> _Given exercise_: Copy the lines holding the word "RARE", all of them.

> _Dataset records_:
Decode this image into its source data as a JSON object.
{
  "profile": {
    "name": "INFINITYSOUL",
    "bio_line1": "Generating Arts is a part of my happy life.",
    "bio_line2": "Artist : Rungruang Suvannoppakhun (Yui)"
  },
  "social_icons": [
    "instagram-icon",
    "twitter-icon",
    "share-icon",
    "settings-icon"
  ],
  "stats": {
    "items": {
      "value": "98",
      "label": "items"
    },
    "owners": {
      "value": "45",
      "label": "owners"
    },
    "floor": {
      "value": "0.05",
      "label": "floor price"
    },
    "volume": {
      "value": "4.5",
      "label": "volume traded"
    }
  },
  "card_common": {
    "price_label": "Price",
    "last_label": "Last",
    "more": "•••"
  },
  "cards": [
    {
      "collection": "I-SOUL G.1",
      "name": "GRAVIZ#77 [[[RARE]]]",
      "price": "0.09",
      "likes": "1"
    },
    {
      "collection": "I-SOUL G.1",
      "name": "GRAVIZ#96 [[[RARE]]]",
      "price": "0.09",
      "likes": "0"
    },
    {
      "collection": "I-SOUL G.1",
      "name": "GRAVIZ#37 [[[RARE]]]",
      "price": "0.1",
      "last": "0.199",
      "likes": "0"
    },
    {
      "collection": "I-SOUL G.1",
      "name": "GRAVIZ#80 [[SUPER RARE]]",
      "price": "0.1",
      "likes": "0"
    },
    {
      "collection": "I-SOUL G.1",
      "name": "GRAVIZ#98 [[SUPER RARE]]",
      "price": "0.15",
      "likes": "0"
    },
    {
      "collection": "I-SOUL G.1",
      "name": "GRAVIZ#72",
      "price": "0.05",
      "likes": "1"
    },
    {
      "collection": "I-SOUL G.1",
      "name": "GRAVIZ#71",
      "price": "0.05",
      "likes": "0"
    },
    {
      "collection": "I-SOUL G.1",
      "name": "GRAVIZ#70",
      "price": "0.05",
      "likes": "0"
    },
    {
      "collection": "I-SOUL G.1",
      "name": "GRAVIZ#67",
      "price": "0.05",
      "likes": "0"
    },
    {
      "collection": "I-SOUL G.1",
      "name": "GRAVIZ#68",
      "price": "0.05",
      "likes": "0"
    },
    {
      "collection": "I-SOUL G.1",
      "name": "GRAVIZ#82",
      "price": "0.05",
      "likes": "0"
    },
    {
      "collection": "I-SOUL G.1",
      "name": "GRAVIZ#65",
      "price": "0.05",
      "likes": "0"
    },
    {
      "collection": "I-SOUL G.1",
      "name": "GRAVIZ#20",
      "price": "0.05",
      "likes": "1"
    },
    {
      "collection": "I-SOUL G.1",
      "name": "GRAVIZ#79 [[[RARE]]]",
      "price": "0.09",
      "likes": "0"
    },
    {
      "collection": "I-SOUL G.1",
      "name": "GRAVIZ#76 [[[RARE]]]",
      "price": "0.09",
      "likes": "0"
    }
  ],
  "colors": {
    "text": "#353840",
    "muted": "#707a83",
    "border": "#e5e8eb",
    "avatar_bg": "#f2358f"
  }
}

> _The reply_:
      "name": "GRAVIZ#77 [[[RARE]]]",
      "name": "GRAVIZ#96 [[[RARE]]]",
      "name": "GRAVIZ#37 [[[RARE]]]",
      "name": "GRAVIZ#80 [[SUPER RARE]]",
      "name": "GRAVIZ#98 [[SUPER RARE]]",
      "name": "GRAVIZ#79 [[[RARE]]]",
      "name": "GRAVIZ#76 [[[RARE]]]",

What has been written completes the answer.